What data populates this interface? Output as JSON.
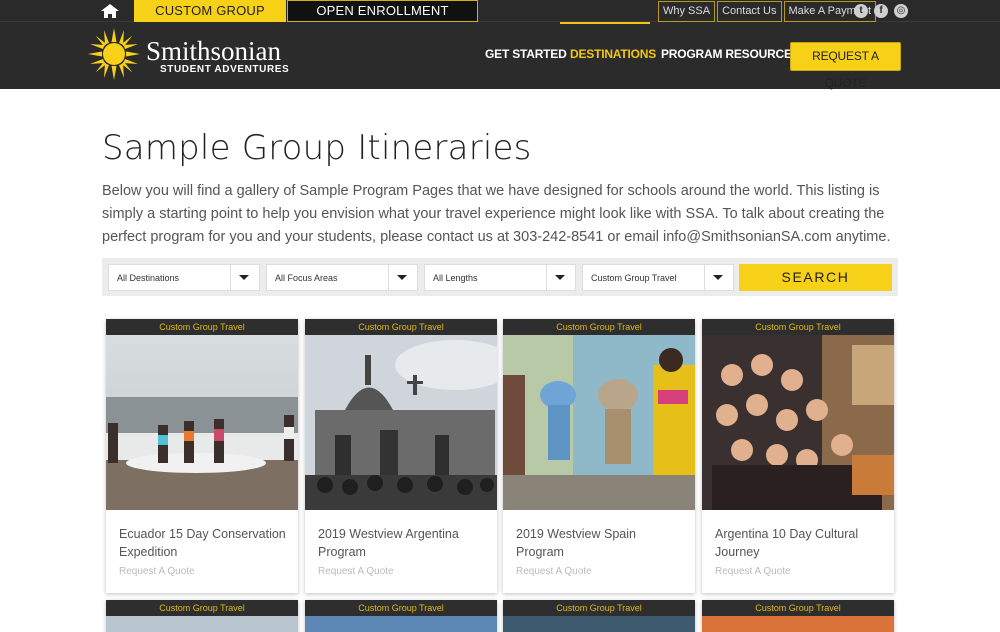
{
  "topbar": {
    "home_icon": "home-icon",
    "tab_custom": "CUSTOM GROUP TRAVEL",
    "tab_open": "OPEN ENROLLMENT PROGRAMS",
    "links": [
      "Why SSA",
      "Contact Us",
      "Make A Payment"
    ],
    "social": [
      {
        "name": "twitter-icon",
        "glyph": "t"
      },
      {
        "name": "facebook-icon",
        "glyph": "f"
      },
      {
        "name": "instagram-icon",
        "glyph": "◎"
      }
    ]
  },
  "header": {
    "logo_name": "Smithsonian",
    "logo_sub": "STUDENT ADVENTURES",
    "nav": [
      "GET STARTED",
      "DESTINATIONS",
      "PROGRAM RESOURCES"
    ],
    "active_nav": "DESTINATIONS",
    "quote_button": "REQUEST A QUOTE"
  },
  "main": {
    "title": "Sample Group Itineraries",
    "intro": "Below you will find a gallery of Sample Program Pages that we have designed for schools around the world. This listing is simply a starting point to help you envision what your travel experience might look like with SSA. To talk about creating the perfect program for you and your students, please contact us at 303-242-8541 or email info@SmithsonianSA.com anytime."
  },
  "filters": {
    "selects": [
      "All Destinations",
      "All Focus Areas",
      "All Lengths",
      "Custom Group Travel"
    ],
    "search_label": "SEARCH"
  },
  "cards": [
    {
      "tag": "Custom Group Travel",
      "title": "Ecuador 15 Day Conservation Expedition",
      "link": "Request A Quote",
      "photo": "beach-photo"
    },
    {
      "tag": "Custom Group Travel",
      "title": "2019 Westview Argentina Program",
      "link": "Request A Quote",
      "photo": "cemetery-photo"
    },
    {
      "tag": "Custom Group Travel",
      "title": "2019 Westview Spain Program",
      "link": "Request A Quote",
      "photo": "smurf-statues-photo"
    },
    {
      "tag": "Custom Group Travel",
      "title": "Argentina 10 Day Cultural Journey",
      "link": "Request A Quote",
      "photo": "group-selfie-photo"
    }
  ],
  "cards_row2": [
    {
      "tag": "Custom Group Travel"
    },
    {
      "tag": "Custom Group Travel"
    },
    {
      "tag": "Custom Group Travel"
    },
    {
      "tag": "Custom Group Travel"
    }
  ],
  "colors": {
    "accent": "#f7d117",
    "header_bg": "#2b2b2b",
    "tag_text": "#e0b81a"
  }
}
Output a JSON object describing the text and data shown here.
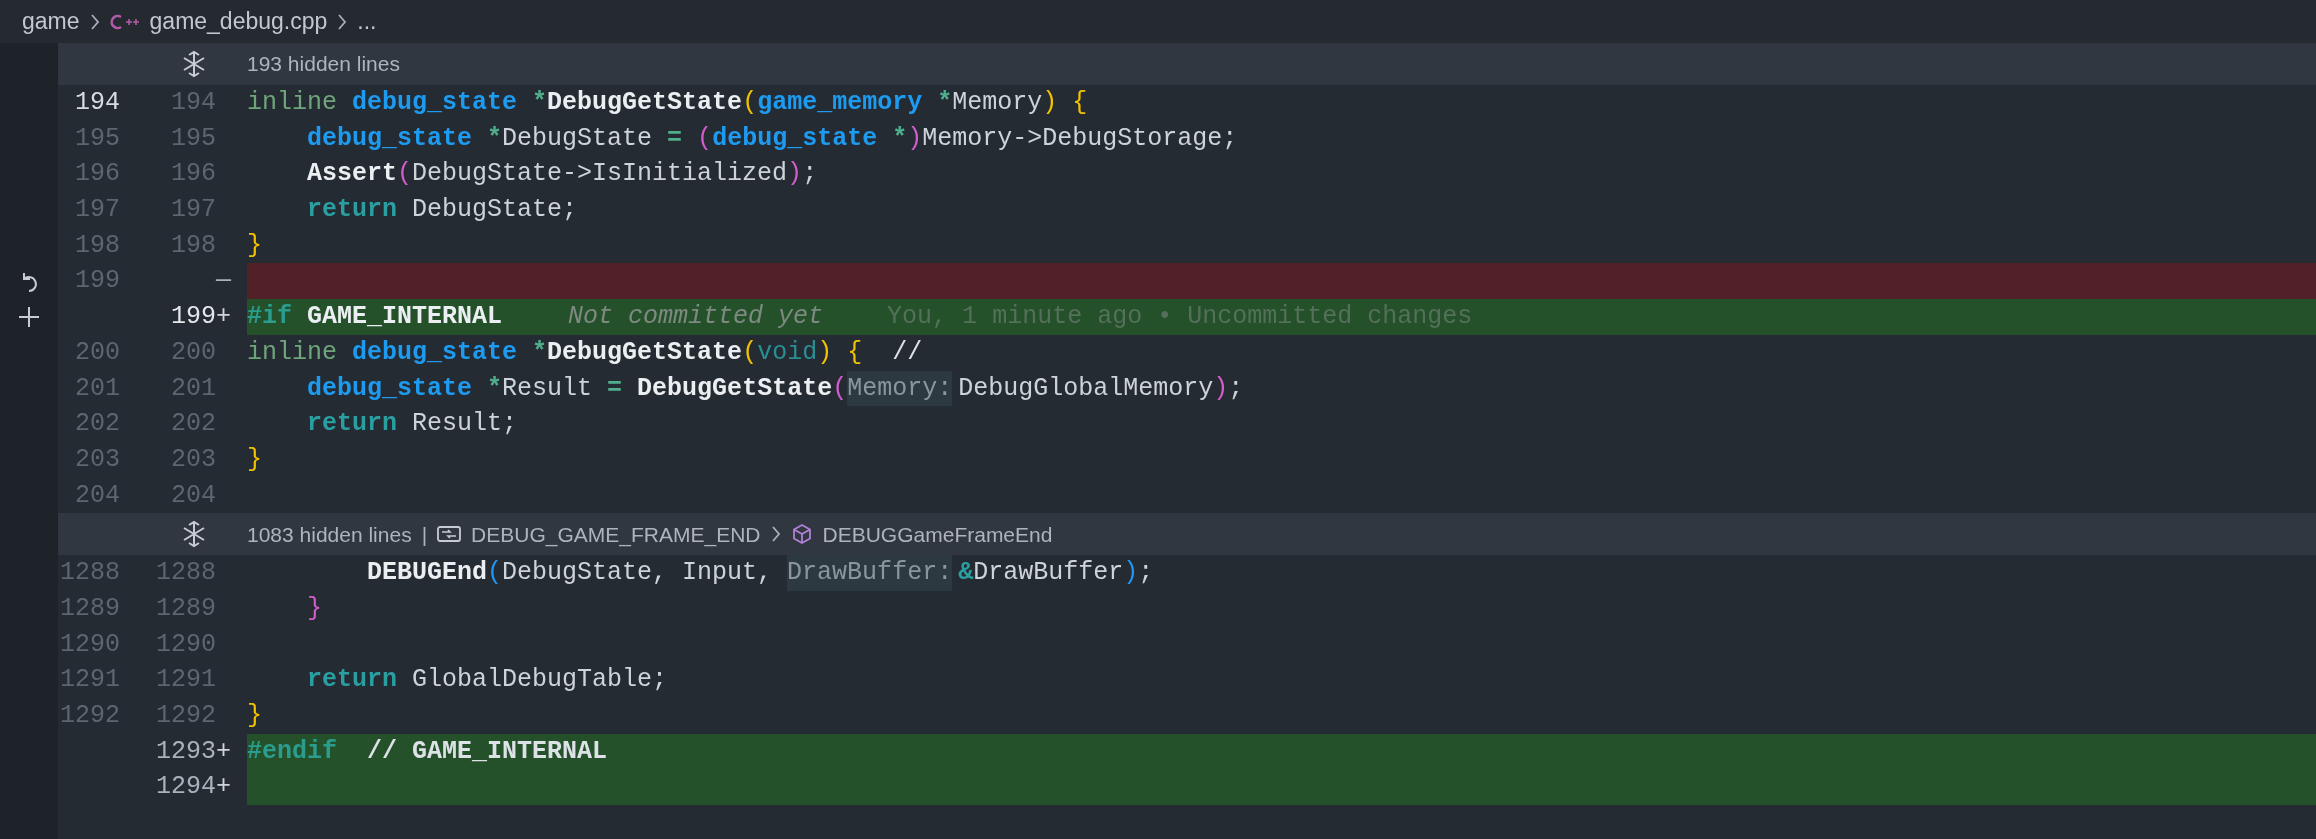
{
  "breadcrumb": [
    {
      "kind": "folder",
      "label": "game"
    },
    {
      "kind": "cpp",
      "label": "game_debug.cpp"
    },
    {
      "kind": "more",
      "label": "..."
    }
  ],
  "sections": [
    {
      "kind": "fold",
      "label": "193 hidden lines"
    },
    {
      "kind": "code",
      "rows": [
        {
          "old": "194",
          "new": "194",
          "kind": "context",
          "current": true,
          "tokens": [
            {
              "kind": "storage",
              "text": "inline "
            },
            {
              "kind": "type",
              "text": "debug_state "
            },
            {
              "kind": "op",
              "text": "*"
            },
            {
              "kind": "func",
              "text": "DebugGetState"
            },
            {
              "kind": "bracket1",
              "text": "("
            },
            {
              "kind": "type",
              "text": "game_memory "
            },
            {
              "kind": "op",
              "text": "*"
            },
            {
              "kind": "plain",
              "text": "Memory"
            },
            {
              "kind": "bracket1",
              "text": ") {"
            }
          ]
        },
        {
          "old": "195",
          "new": "195",
          "kind": "context",
          "tokens": [
            {
              "kind": "type",
              "text": "    debug_state "
            },
            {
              "kind": "op",
              "text": "*"
            },
            {
              "kind": "plain",
              "text": "DebugState "
            },
            {
              "kind": "op",
              "text": "= "
            },
            {
              "kind": "bracket2",
              "text": "("
            },
            {
              "kind": "type",
              "text": "debug_state "
            },
            {
              "kind": "op",
              "text": "*"
            },
            {
              "kind": "bracket2",
              "text": ")"
            },
            {
              "kind": "plain",
              "text": "Memory->DebugStorage;"
            }
          ]
        },
        {
          "old": "196",
          "new": "196",
          "kind": "context",
          "tokens": [
            {
              "kind": "func",
              "text": "    Assert"
            },
            {
              "kind": "bracket2",
              "text": "("
            },
            {
              "kind": "plain",
              "text": "DebugState->IsInitialized"
            },
            {
              "kind": "bracket2",
              "text": ")"
            },
            {
              "kind": "plain",
              "text": ";"
            }
          ]
        },
        {
          "old": "197",
          "new": "197",
          "kind": "context",
          "tokens": [
            {
              "kind": "keyword",
              "text": "    return"
            },
            {
              "kind": "plain",
              "text": " DebugState;"
            }
          ]
        },
        {
          "old": "198",
          "new": "198",
          "kind": "context",
          "tokens": [
            {
              "kind": "bracket1",
              "text": "}"
            }
          ]
        },
        {
          "old": "199",
          "marker": "—",
          "kind": "deleted",
          "revertible": true,
          "tokens": []
        },
        {
          "new": "199",
          "marker": "+",
          "kind": "added",
          "current": true,
          "stageable": true,
          "tokens": [
            {
              "kind": "preproc",
              "text": "#if "
            },
            {
              "kind": "macro",
              "text": "GAME_INTERNAL"
            }
          ],
          "blame": {
            "status": "Not committed yet",
            "detail": "You, 1 minute ago • Uncommitted changes"
          }
        },
        {
          "old": "200",
          "new": "200",
          "kind": "context",
          "tokens": [
            {
              "kind": "storage",
              "text": "inline "
            },
            {
              "kind": "type",
              "text": "debug_state "
            },
            {
              "kind": "op",
              "text": "*"
            },
            {
              "kind": "func",
              "text": "DebugGetState"
            },
            {
              "kind": "bracket1",
              "text": "("
            },
            {
              "kind": "void",
              "text": "void"
            },
            {
              "kind": "bracket1",
              "text": ") {"
            },
            {
              "kind": "comment",
              "text": "  //"
            }
          ]
        },
        {
          "old": "201",
          "new": "201",
          "kind": "context",
          "tokens": [
            {
              "kind": "type",
              "text": "    debug_state "
            },
            {
              "kind": "op",
              "text": "*"
            },
            {
              "kind": "plain",
              "text": "Result "
            },
            {
              "kind": "op",
              "text": "= "
            },
            {
              "kind": "func",
              "text": "DebugGetState"
            },
            {
              "kind": "bracket2",
              "text": "("
            },
            {
              "kind": "hint",
              "text": "Memory:"
            },
            {
              "kind": "plain",
              "text": "DebugGlobalMemory"
            },
            {
              "kind": "bracket2",
              "text": ")"
            },
            {
              "kind": "plain",
              "text": ";"
            }
          ]
        },
        {
          "old": "202",
          "new": "202",
          "kind": "context",
          "tokens": [
            {
              "kind": "keyword",
              "text": "    return"
            },
            {
              "kind": "plain",
              "text": " Result;"
            }
          ]
        },
        {
          "old": "203",
          "new": "203",
          "kind": "context",
          "tokens": [
            {
              "kind": "bracket1",
              "text": "}"
            }
          ]
        },
        {
          "old": "204",
          "new": "204",
          "kind": "context",
          "tokens": []
        }
      ]
    },
    {
      "kind": "fold",
      "label": "1083 hidden lines",
      "separator": "|",
      "path": [
        {
          "kind": "field",
          "label": "DEBUG_GAME_FRAME_END"
        },
        {
          "kind": "method",
          "label": "DEBUGGameFrameEnd"
        }
      ]
    },
    {
      "kind": "code",
      "rows": [
        {
          "old": "1288",
          "new": "1288",
          "kind": "context",
          "tokens": [
            {
              "kind": "func",
              "text": "        DEBUGEnd"
            },
            {
              "kind": "bracket3",
              "text": "("
            },
            {
              "kind": "plain",
              "text": "DebugState, Input, "
            },
            {
              "kind": "hint",
              "text": "DrawBuffer:"
            },
            {
              "kind": "amp",
              "text": "&"
            },
            {
              "kind": "plain",
              "text": "DrawBuffer"
            },
            {
              "kind": "bracket3",
              "text": ")"
            },
            {
              "kind": "plain",
              "text": ";"
            }
          ]
        },
        {
          "old": "1289",
          "new": "1289",
          "kind": "context",
          "tokens": [
            {
              "kind": "bracket2",
              "text": "    }"
            }
          ]
        },
        {
          "old": "1290",
          "new": "1290",
          "kind": "context",
          "tokens": []
        },
        {
          "old": "1291",
          "new": "1291",
          "kind": "context",
          "tokens": [
            {
              "kind": "keyword",
              "text": "    return"
            },
            {
              "kind": "plain",
              "text": " GlobalDebugTable;"
            }
          ]
        },
        {
          "old": "1292",
          "new": "1292",
          "kind": "context",
          "tokens": [
            {
              "kind": "bracket1",
              "text": "}"
            }
          ]
        },
        {
          "new": "1293",
          "marker": "+",
          "kind": "added",
          "tokens": [
            {
              "kind": "preproc",
              "text": "#endif  "
            },
            {
              "kind": "comment_bold",
              "text": "// GAME_INTERNAL"
            }
          ]
        },
        {
          "new": "1294",
          "marker": "+",
          "kind": "added",
          "tokens": []
        }
      ]
    }
  ]
}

____

__WHAT YOU WILL DO__.
Copy each line of the entries that includes the word "photo".

__COMPLETE ANSWER__.
      "photo": "beach-photo"
      "photo": "cemetery-photo"
      "photo": "smurf-statues-photo"
      "photo": "group-selfie-photo"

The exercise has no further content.